[Start Provided data]

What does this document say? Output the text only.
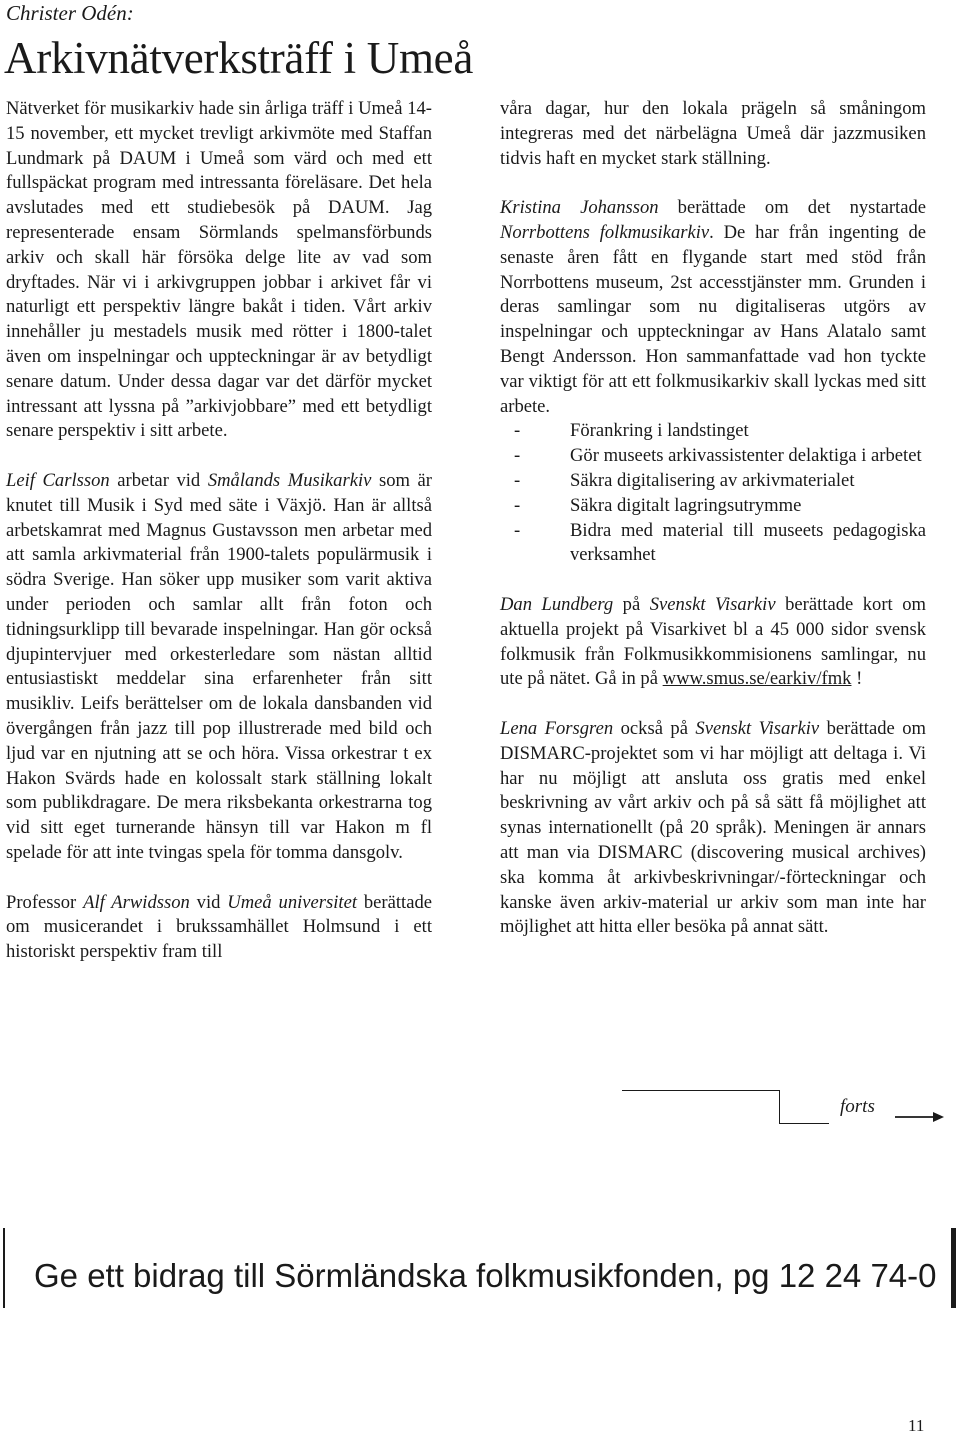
Christer Odén:
Arkivnätverksträff i Umeå

Nätverket för musikarkiv hade sin årliga träff i Umeå 14-15 november, ett mycket trevligt arkivmöte med Staffan Lundmark på DAUM i Umeå som värd och med ett fullspäckat program med intressanta föreläsare. Det hela avslutades med ett studiebesök på DAUM. Jag representerade ensam Sörmlands spelmansförbunds arkiv och skall här försöka delge lite av vad som dryftades. När vi i arkivgruppen jobbar i arkivet får vi naturligt ett perspektiv längre bakåt i tiden. Vårt arkiv innehåller ju mestadels musik med rötter i 1800-talet även om inspelningar och uppteckningar är av betydligt senare datum. Under dessa dagar var det därför mycket intressant att lyssna på ”arkivjobbare” med ett betydligt senare perspektiv i sitt arbete.

Leif Carlsson arbetar vid Smålands Musikarkiv som är knutet till Musik i Syd med säte i Växjö. Han är alltså arbetskamrat med Magnus Gustavsson men arbetar med att samla arkivmaterial från 1900-talets populärmusik i södra Sverige. Han söker upp musiker som varit aktiva under perioden och samlar allt från foton och tidningsurklipp till bevarade inspelningar. Han gör också djupintervjuer med orkesterledare som nästan alltid entusiastiskt meddelar sina erfarenheter från sitt musikliv. Leifs berättelser om de lokala dansbanden vid övergången från jazz till pop illustrerade med bild och ljud var en njutning att se och höra. Vissa orkestrar t ex Hakon Svärds hade en kolossalt stark ställning lokalt som publikdragare. De mera riksbekanta orkestrarna tog vid sitt eget turnerande hänsyn till var Hakon m fl spelade för att inte tvingas spela för tomma dansgolv.

Professor Alf Arwidsson vid Umeå universitet berättade om musicerandet i brukssamhället Holmsund i ett historiskt perspektiv fram till

våra dagar, hur den lokala prägeln så småningom integreras med det närbelägna Umeå där jazzmusiken tidvis haft en mycket stark ställning.

Kristina Johansson berättade om det nystartade Norrbottens folkmusikarkiv. De har från ingenting de senaste åren fått en flygande start med stöd från Norrbottens museum, 2st accesstjänster mm. Grunden i deras samlingar som nu digitaliseras utgörs av inspelningar och uppteckningar av Hans Alatalo samt Bengt Andersson. Hon sammanfattade vad hon tyckte var viktigt för att ett folkmusikarkiv skall lyckas med sitt arbete.
-	Förankring i landstinget
-	Gör museets arkivassistenter delaktiga i arbetet
-	Säkra digitalisering av arkivmaterialet
-	Säkra digitalt lagringsutrymme
-	Bidra med material till museets pedagogiska verksamhet

Dan Lundberg på Svenskt Visarkiv berättade kort om aktuella projekt på Visarkivet bl a 45 000 sidor svensk folkmusik från Folkmusikkommisionens samlingar, nu ute på nätet. Gå in på www.smus.se/earkiv/fmk !

Lena Forsgren också på Svenskt Visarkiv berättade om DISMARC-projektet som vi har möjligt att deltaga i. Vi har nu möjligt att ansluta oss gratis med enkel beskrivning av vårt arkiv och på så sätt få möjlighet att synas internationellt (på 20 språk). Meningen är annars att man via DISMARC (discovering musical archives) ska komma åt arkivbeskrivningar/-förteckningar och kanske även arkiv-material ur arkiv som man inte har möjlighet att hitta eller besöka på annat sätt.

forts
Ge ett bidrag till Sörmländska folkmusikfonden, pg 12 24 74-0
11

[End Provided data]

- The exercise:
Pick out and copy the lines of the entries that hold the string "Säkra".

- Solution to the problem:
-	Säkra digitalisering av arkivmaterialet
-	Säkra digitalt lagringsutrymme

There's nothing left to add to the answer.